Exercise instructions: Leave out the pictures and restate the rest of the data exactly.

Source records:

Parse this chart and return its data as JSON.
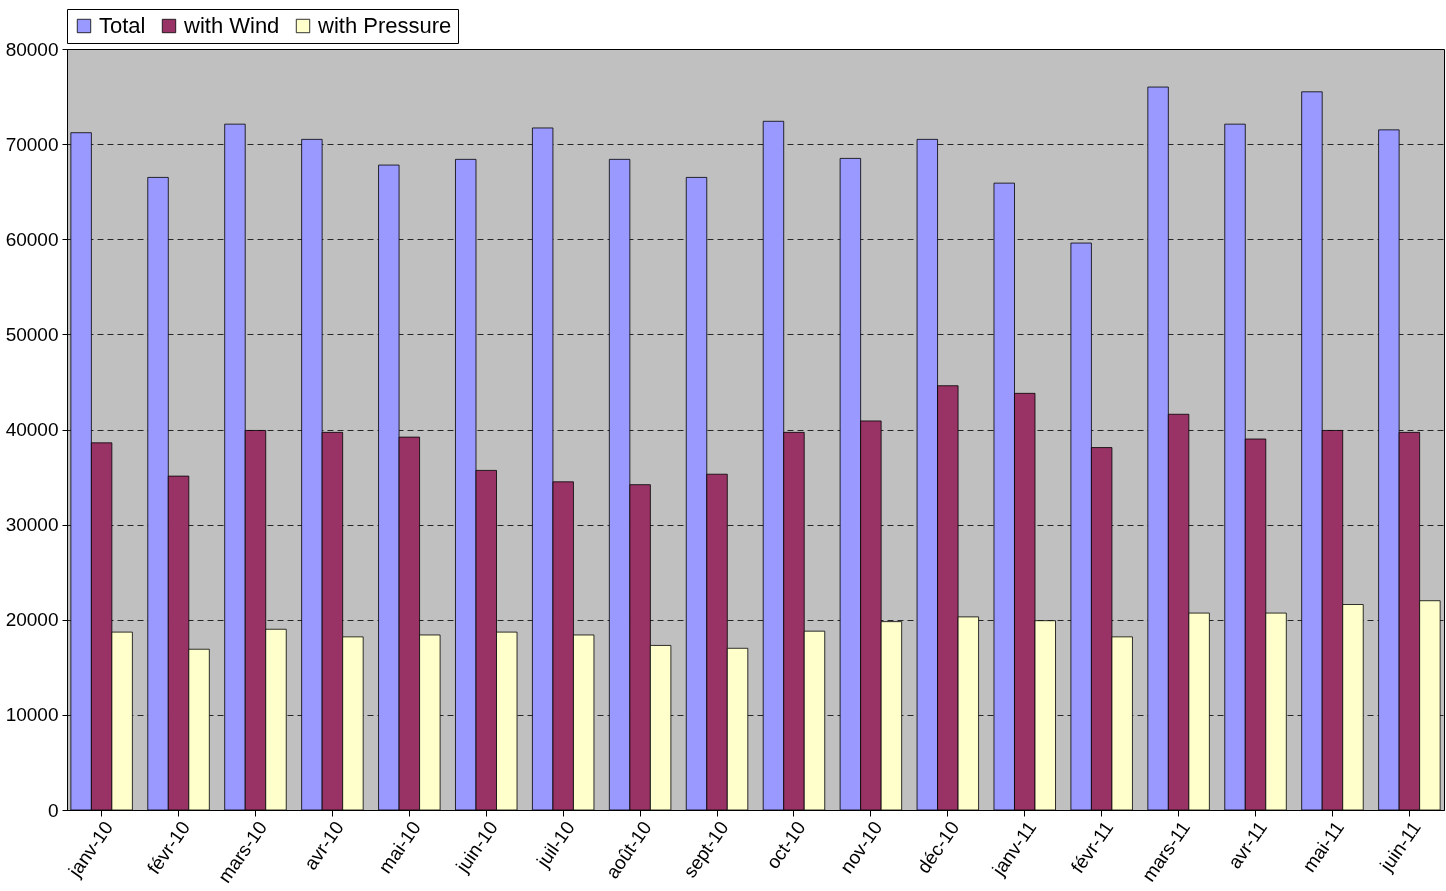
{
  "chart_data": {
    "type": "bar",
    "categories": [
      "janv-10",
      "févr-10",
      "mars-10",
      "avr-10",
      "mai-10",
      "juin-10",
      "juil-10",
      "août-10",
      "sept-10",
      "oct-10",
      "nov-10",
      "déc-10",
      "janv-11",
      "févr-11",
      "mars-11",
      "avr-11",
      "mai-11",
      "juin-11"
    ],
    "series": [
      {
        "name": "Total",
        "color": "#9999ff",
        "values": [
          71200,
          66500,
          72100,
          70500,
          67800,
          68400,
          71700,
          68400,
          66500,
          72400,
          68500,
          70500,
          65900,
          59600,
          76000,
          72100,
          75500,
          71500
        ]
      },
      {
        "name": "with Wind",
        "color": "#993366",
        "values": [
          38600,
          35100,
          39900,
          39700,
          39200,
          35700,
          34500,
          34200,
          35300,
          39700,
          40900,
          44600,
          43800,
          38100,
          41600,
          39000,
          39900,
          39700
        ]
      },
      {
        "name": "with Pressure",
        "color": "#ffffcc",
        "values": [
          18700,
          16900,
          19000,
          18200,
          18400,
          18700,
          18400,
          17300,
          17000,
          18800,
          19800,
          20300,
          19900,
          18200,
          20700,
          20700,
          21600,
          22000
        ]
      }
    ],
    "ylim": [
      0,
      80000
    ],
    "yticks": [
      0,
      10000,
      20000,
      30000,
      40000,
      50000,
      60000,
      70000,
      80000
    ],
    "grid": "y",
    "legend": "top left"
  }
}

Result of this exercise:
Parse this chart and return its data as JSON.
{
  "chart_data": {
    "type": "bar",
    "categories": [
      "janv-10",
      "févr-10",
      "mars-10",
      "avr-10",
      "mai-10",
      "juin-10",
      "juil-10",
      "août-10",
      "sept-10",
      "oct-10",
      "nov-10",
      "déc-10",
      "janv-11",
      "févr-11",
      "mars-11",
      "avr-11",
      "mai-11",
      "juin-11"
    ],
    "series": [
      {
        "name": "Total",
        "color": "#9999ff",
        "values": [
          71200,
          66500,
          72100,
          70500,
          67800,
          68400,
          71700,
          68400,
          66500,
          72400,
          68500,
          70500,
          65900,
          59600,
          76000,
          72100,
          75500,
          71500
        ]
      },
      {
        "name": "with Wind",
        "color": "#993366",
        "values": [
          38600,
          35100,
          39900,
          39700,
          39200,
          35700,
          34500,
          34200,
          35300,
          39700,
          40900,
          44600,
          43800,
          38100,
          41600,
          39000,
          39900,
          39700
        ]
      },
      {
        "name": "with Pressure",
        "color": "#ffffcc",
        "values": [
          18700,
          16900,
          19000,
          18200,
          18400,
          18700,
          18400,
          17300,
          17000,
          18800,
          19800,
          20300,
          19900,
          18200,
          20700,
          20700,
          21600,
          22000
        ]
      }
    ],
    "ylim": [
      0,
      80000
    ],
    "yticks": [
      0,
      10000,
      20000,
      30000,
      40000,
      50000,
      60000,
      70000,
      80000
    ],
    "grid": "y",
    "legend": "top left"
  }
}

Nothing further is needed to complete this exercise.